## Document excerpt
□ □ □
Mavor writes that he and Dix were particularly interested in “Indian stone gods” that Stiles found, collected, wrote about and illustrated that they felt might have been “the New England equivalent of Hopi spirit stones (found) at places we considered sacred to Indians.”

In the spring of 2009, I found myself working down in Woodbridge CT near a few of the places where Stiles found and wrote about the stone structures – and one of the “Indian god stones” as well.” By coincidence I found that most of these places are now Town Properties, open space land preserves complete with trail maps. The other great coincidence was that my friend Peter used to live on the edge of one of those preserves.

I was easily able to find an on-line edition of Stiles “A history of three of the judges of King Charles I” that chronicles Stiles efforts to find the hiding places of the Regicide Judges in 1661.

Stiles writes: “Let us now trace out these exiled pilgrims in their several retreats, migrations, and secret residences.— To begin at New-Haven where they…retired from town, to the west side of a rock or mountain, about 300 feet perpendicular, commonly called the West-Rock.”



This is a rather famous spot, subject of paintings (Including this one on a cigar box), and presently a CT State Park (See: http://en.wikipedia.org/wiki/West_Rock_Ridge) and I did drive up there one day to look at the Judges Cave, a rather disappointing site that people seem to have confused with a trash receptacle. It’s also hard to get to from the center of town, up a sheer rock wall where people often get trapped on, illegally hiking or rock climbing. I had to drive around the east side of the ridge to get there.
□ □ □
## Information given
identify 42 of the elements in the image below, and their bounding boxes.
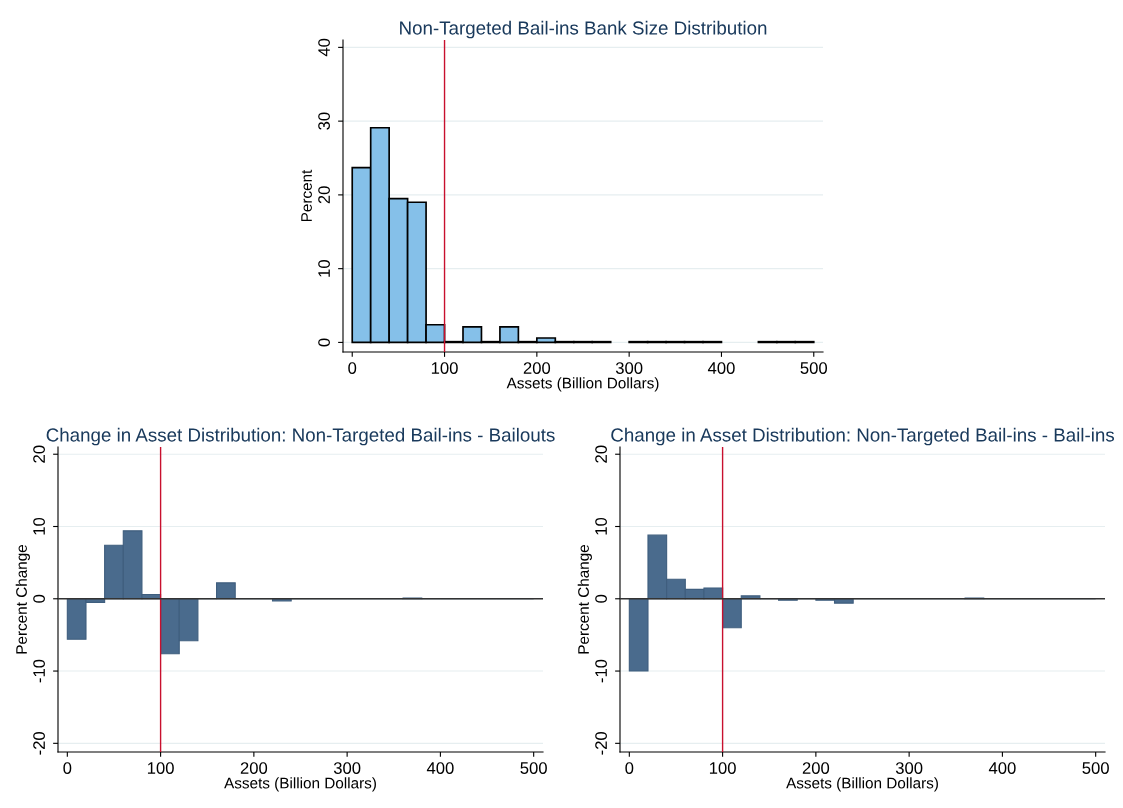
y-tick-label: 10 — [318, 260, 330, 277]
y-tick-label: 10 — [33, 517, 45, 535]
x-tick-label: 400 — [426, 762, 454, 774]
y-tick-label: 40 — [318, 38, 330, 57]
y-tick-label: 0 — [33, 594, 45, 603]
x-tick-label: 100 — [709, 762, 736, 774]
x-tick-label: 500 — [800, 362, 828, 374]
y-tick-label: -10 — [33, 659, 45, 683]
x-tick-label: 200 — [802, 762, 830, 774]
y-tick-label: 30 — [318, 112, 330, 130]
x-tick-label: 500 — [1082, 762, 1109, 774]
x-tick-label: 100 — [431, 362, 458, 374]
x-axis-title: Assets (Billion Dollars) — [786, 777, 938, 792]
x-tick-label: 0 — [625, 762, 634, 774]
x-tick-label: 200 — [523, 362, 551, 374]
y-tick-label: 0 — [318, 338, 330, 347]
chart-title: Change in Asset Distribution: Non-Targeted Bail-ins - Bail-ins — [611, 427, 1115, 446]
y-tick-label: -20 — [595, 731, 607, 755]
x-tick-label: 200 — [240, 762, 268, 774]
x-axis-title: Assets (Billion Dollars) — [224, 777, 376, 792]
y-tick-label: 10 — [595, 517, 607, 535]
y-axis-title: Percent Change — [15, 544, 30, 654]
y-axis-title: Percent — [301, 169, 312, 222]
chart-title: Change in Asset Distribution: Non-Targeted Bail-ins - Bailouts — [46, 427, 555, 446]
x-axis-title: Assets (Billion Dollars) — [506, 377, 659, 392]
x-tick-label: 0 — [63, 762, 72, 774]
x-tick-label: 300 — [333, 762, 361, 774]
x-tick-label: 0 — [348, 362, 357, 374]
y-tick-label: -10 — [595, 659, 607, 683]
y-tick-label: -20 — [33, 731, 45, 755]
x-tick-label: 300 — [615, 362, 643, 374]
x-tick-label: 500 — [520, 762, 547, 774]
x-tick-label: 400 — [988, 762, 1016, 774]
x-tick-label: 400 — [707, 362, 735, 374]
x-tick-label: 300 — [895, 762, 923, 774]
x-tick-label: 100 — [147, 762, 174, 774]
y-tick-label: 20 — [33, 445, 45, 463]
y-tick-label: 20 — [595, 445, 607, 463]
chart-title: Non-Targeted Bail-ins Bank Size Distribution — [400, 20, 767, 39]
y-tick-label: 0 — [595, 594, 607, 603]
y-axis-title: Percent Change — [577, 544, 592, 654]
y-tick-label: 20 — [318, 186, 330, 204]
□ □ □
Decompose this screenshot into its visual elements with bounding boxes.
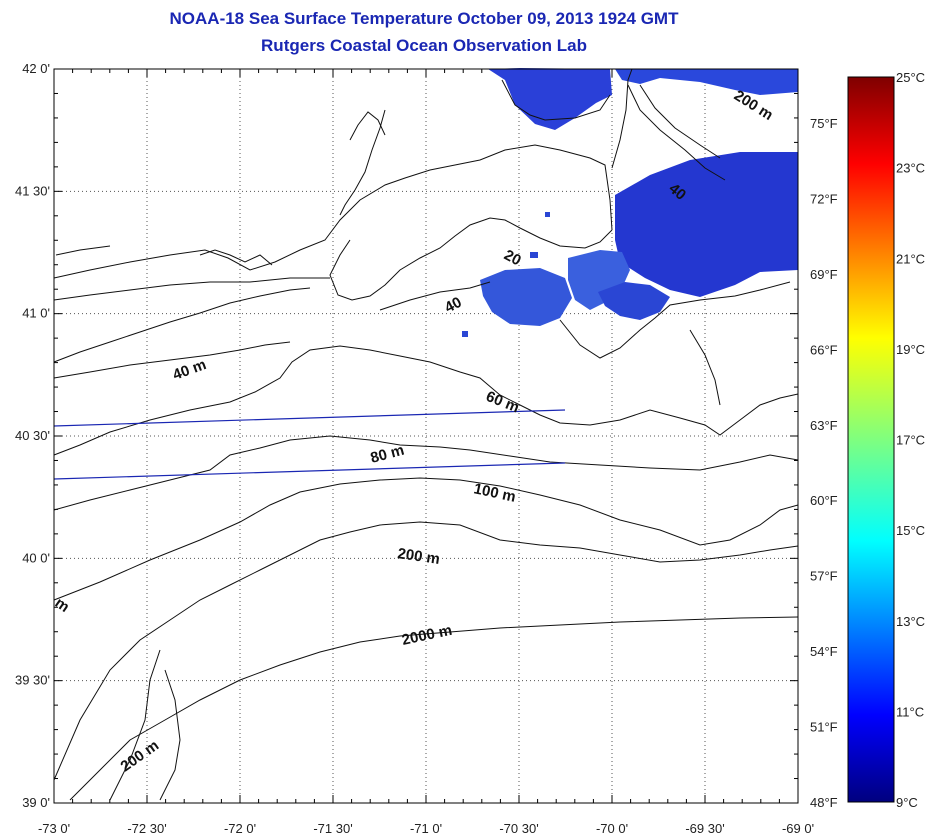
□ □ □
## What you need to do
• 1. Rewrite the Stiles excerpt between "In the spring" and "Judges in 1661.", inclusive, with "Peter" changed to "Daniel".
• 2. According to the Stiles excerpt, when was the writer working in Woodbridge CT?
• 3. Say whether each statement agrees with the Stiles excerpt, answering yes or no and quoting the deciding words: (a) Most of the places Stiles wrote about near Woodbridge are now Town Properties. (b) The Judges Cave is easy to reach from the center of town. (c) The writer drove around the west side of the ridge to reach the Judges Cave.
The records have no connection to the Stiles excerpt.

## Solutions to the problems
• 1.
In the spring of 2009, I found myself working down in Woodbridge CT near a few of the places where Stiles found and wrote about the stone structures – and one of the “Indian god stones” as well.” By coincidence I found that most of these places are now Town Properties, open space land preserves complete with trail maps. The other great coincidence was that my friend Daniel used to live on the edge of one of those preserves.

I was easily able to find an on-line edition of Stiles “A history of three of the judges of King Charles I” that chronicles Stiles efforts to find the hiding places of the Regicide Judges in 1661.

• 2. In the spring of 2009.

• 3.
(a) Yes: "most of these places are now Town Properties"
(b) No: "It’s also hard to get to from the center of town"
(c) No: "I had to drive around the east side of the ridge to get there."